» **What you will do**:
Using the data below, copy every line that contains the word "this".

» **Saved entries**:
--*--

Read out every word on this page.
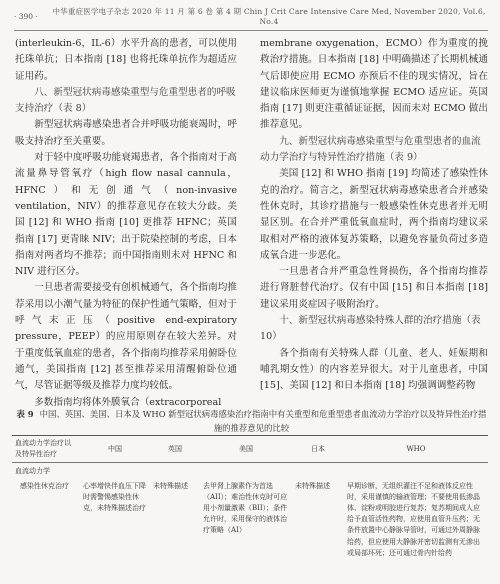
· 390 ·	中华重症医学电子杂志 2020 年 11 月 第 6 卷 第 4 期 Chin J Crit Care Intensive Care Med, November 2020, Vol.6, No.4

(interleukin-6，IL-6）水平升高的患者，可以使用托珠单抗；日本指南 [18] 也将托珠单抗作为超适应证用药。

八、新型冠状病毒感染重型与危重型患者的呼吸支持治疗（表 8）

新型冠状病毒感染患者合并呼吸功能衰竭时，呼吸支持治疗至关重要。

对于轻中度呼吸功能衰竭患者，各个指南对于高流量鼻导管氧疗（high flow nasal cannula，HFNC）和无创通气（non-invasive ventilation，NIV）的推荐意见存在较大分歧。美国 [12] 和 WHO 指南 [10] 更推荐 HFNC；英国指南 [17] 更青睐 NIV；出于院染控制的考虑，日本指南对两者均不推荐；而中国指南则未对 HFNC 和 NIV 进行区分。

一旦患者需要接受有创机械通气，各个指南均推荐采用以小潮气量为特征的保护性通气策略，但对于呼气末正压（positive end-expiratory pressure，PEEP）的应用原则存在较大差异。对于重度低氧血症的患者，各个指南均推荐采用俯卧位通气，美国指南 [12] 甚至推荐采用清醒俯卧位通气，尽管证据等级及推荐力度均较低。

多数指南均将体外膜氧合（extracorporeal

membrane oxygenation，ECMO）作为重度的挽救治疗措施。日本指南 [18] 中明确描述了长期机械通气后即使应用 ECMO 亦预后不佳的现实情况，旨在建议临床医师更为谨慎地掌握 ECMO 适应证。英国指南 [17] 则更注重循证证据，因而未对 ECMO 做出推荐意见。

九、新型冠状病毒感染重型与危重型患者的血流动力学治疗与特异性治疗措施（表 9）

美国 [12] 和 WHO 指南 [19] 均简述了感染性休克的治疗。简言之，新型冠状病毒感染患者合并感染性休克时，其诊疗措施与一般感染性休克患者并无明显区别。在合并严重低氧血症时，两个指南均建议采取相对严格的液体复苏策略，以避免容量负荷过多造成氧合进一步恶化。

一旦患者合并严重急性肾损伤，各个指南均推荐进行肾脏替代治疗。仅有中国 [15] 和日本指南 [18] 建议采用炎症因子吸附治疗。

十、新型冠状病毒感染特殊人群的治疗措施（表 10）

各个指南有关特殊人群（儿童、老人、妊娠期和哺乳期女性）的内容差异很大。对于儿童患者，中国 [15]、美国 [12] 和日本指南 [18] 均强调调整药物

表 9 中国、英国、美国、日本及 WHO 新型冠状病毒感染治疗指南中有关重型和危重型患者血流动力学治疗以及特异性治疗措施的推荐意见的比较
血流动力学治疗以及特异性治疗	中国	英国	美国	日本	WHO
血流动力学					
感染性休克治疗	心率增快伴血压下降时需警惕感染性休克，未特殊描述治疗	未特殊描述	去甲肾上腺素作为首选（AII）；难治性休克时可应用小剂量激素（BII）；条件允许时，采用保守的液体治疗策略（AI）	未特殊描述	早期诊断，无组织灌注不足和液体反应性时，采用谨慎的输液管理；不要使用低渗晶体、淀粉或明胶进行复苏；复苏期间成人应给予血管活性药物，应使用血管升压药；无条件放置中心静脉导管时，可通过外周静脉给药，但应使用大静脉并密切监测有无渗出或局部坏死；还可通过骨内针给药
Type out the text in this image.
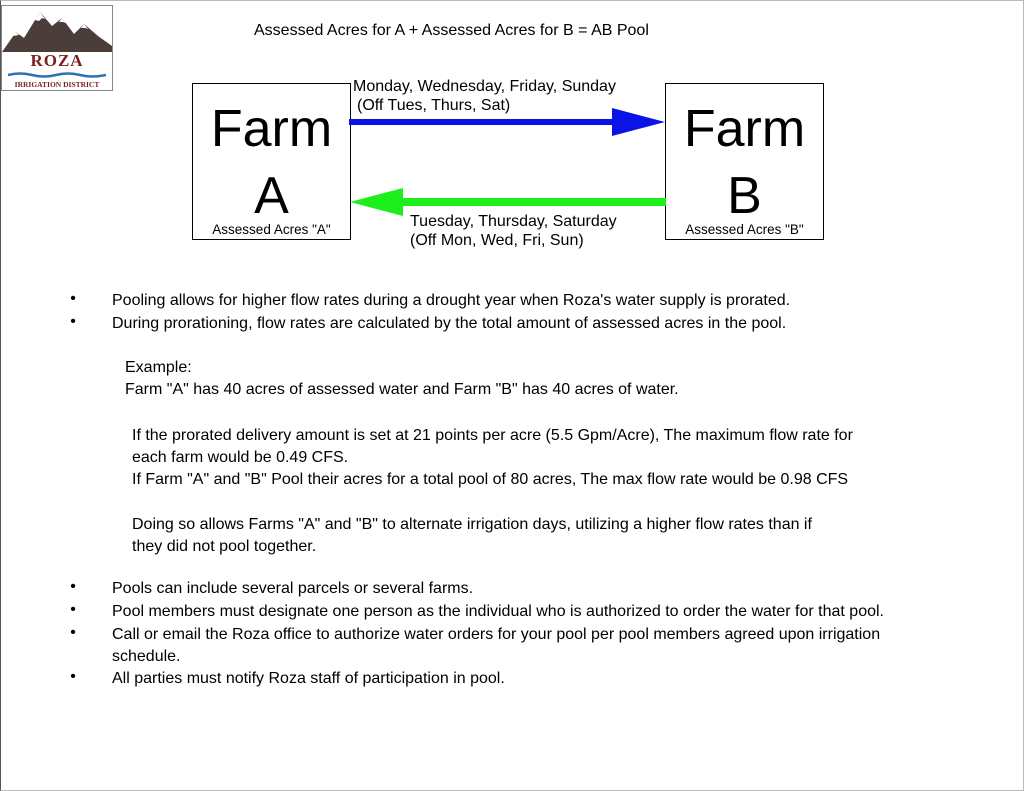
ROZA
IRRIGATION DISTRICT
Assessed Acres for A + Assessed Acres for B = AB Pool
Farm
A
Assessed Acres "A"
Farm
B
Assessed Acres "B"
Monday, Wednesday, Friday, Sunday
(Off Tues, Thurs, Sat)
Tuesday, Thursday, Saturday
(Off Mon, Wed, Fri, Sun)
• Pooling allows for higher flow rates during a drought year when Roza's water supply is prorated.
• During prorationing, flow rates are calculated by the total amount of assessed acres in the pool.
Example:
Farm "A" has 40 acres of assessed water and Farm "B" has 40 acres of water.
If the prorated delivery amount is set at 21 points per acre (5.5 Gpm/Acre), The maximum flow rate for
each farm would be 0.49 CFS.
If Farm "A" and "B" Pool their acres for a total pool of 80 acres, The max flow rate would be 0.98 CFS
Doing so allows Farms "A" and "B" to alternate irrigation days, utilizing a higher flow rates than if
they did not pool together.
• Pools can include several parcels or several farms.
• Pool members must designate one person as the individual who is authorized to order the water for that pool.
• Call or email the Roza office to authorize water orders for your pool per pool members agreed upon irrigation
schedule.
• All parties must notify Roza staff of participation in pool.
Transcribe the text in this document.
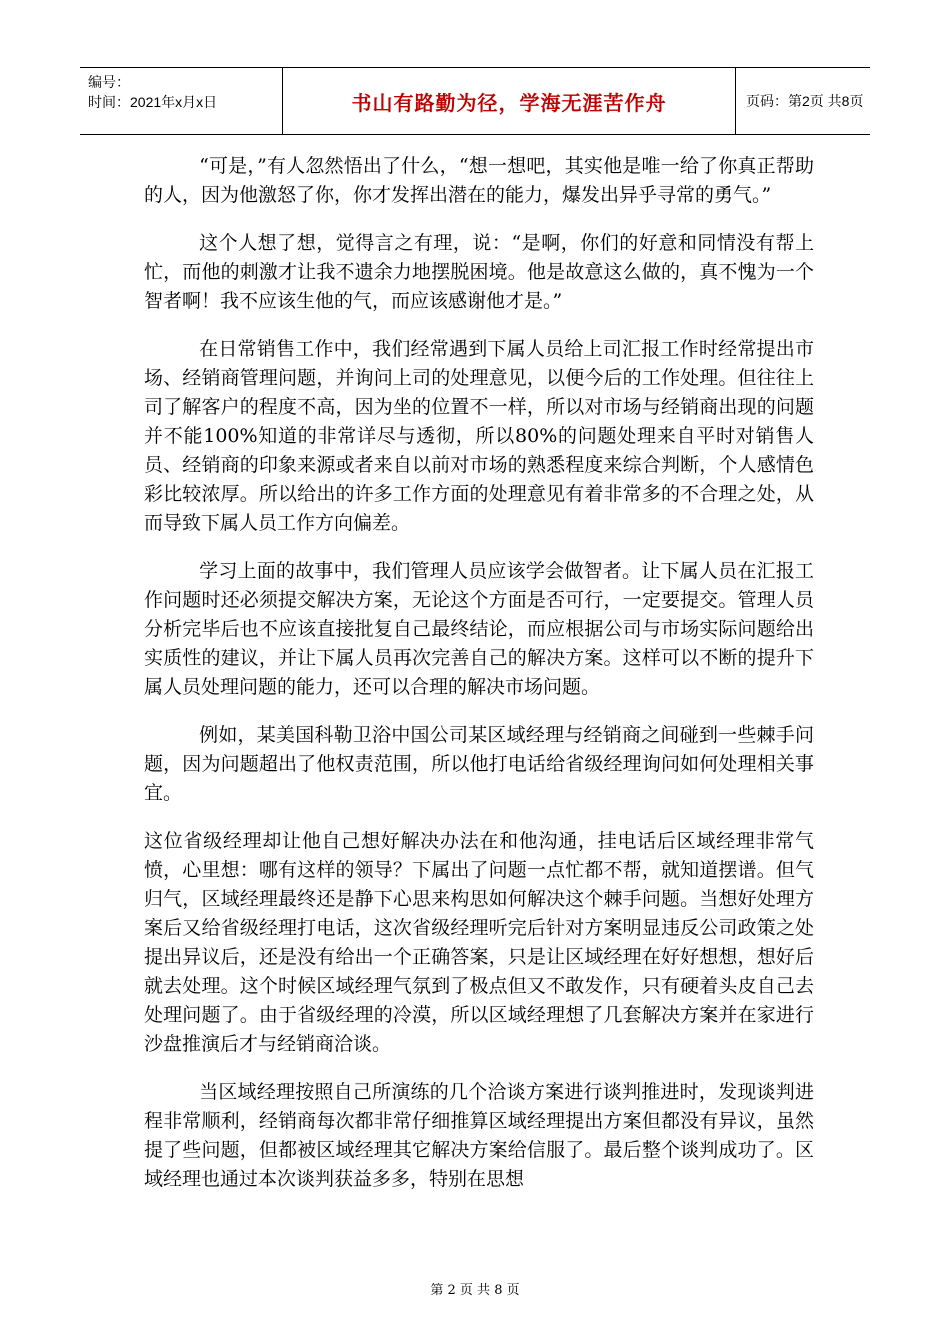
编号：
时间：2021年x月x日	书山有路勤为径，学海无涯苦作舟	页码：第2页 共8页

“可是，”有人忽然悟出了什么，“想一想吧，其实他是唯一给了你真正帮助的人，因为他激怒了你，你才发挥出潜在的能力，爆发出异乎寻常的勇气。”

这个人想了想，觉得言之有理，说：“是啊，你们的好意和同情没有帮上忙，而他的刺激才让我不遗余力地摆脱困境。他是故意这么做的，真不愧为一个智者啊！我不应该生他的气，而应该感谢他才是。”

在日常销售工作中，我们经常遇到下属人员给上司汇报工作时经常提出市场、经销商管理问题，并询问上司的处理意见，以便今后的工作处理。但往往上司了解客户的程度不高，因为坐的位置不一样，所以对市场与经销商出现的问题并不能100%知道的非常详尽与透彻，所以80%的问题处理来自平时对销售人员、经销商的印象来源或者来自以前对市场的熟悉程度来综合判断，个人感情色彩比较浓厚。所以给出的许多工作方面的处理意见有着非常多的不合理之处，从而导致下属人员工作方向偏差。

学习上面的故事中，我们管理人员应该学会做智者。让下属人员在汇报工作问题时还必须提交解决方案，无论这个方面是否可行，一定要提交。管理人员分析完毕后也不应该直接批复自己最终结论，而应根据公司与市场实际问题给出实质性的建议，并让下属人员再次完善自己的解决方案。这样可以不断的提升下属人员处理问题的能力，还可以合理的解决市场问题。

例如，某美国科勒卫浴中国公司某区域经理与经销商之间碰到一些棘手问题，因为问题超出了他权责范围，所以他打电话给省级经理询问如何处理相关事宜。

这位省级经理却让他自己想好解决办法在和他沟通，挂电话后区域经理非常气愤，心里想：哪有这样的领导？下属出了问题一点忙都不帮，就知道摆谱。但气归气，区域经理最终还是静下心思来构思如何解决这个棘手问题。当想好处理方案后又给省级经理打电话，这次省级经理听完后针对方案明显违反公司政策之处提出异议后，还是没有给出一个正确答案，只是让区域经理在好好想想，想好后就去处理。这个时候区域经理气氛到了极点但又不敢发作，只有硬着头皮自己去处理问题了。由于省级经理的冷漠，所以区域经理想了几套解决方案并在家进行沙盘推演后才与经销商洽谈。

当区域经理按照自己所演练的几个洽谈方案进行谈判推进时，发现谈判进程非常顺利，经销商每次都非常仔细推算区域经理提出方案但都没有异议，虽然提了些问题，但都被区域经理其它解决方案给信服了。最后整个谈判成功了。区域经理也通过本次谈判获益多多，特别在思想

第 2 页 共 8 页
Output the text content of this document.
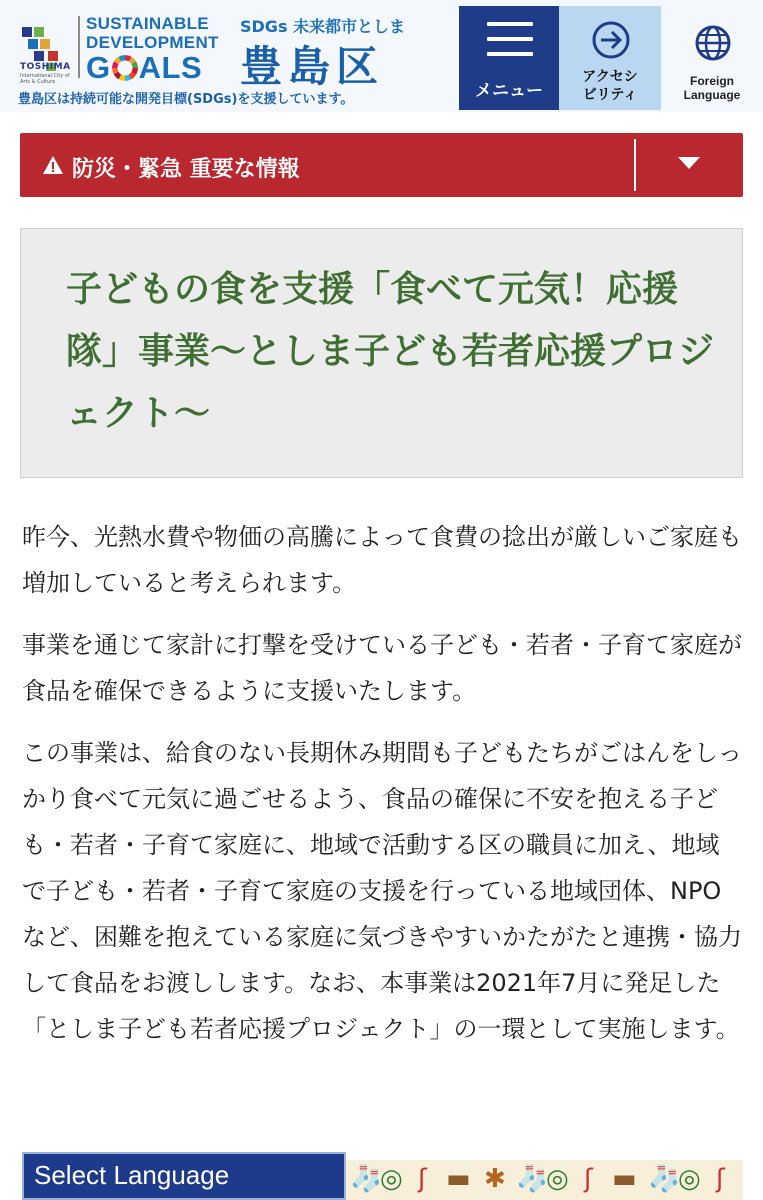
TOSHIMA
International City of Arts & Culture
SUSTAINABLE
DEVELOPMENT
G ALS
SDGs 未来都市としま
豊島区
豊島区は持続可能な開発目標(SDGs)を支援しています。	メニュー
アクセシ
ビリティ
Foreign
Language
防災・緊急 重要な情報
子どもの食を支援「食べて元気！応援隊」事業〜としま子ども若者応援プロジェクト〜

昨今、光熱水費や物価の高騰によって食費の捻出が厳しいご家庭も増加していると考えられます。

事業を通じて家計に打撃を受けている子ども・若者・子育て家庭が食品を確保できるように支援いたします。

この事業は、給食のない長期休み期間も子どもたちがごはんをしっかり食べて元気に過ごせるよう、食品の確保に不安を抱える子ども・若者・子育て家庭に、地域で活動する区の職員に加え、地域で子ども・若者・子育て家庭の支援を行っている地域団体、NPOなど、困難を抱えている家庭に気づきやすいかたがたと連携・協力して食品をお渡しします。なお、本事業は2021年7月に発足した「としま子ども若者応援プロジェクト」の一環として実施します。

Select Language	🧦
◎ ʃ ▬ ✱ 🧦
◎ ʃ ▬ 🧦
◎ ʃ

--*--

» **The solution**:
Read out every word on this page.
Type out the text in this image.
Transcribe the text in this document.
Output the text content of this document.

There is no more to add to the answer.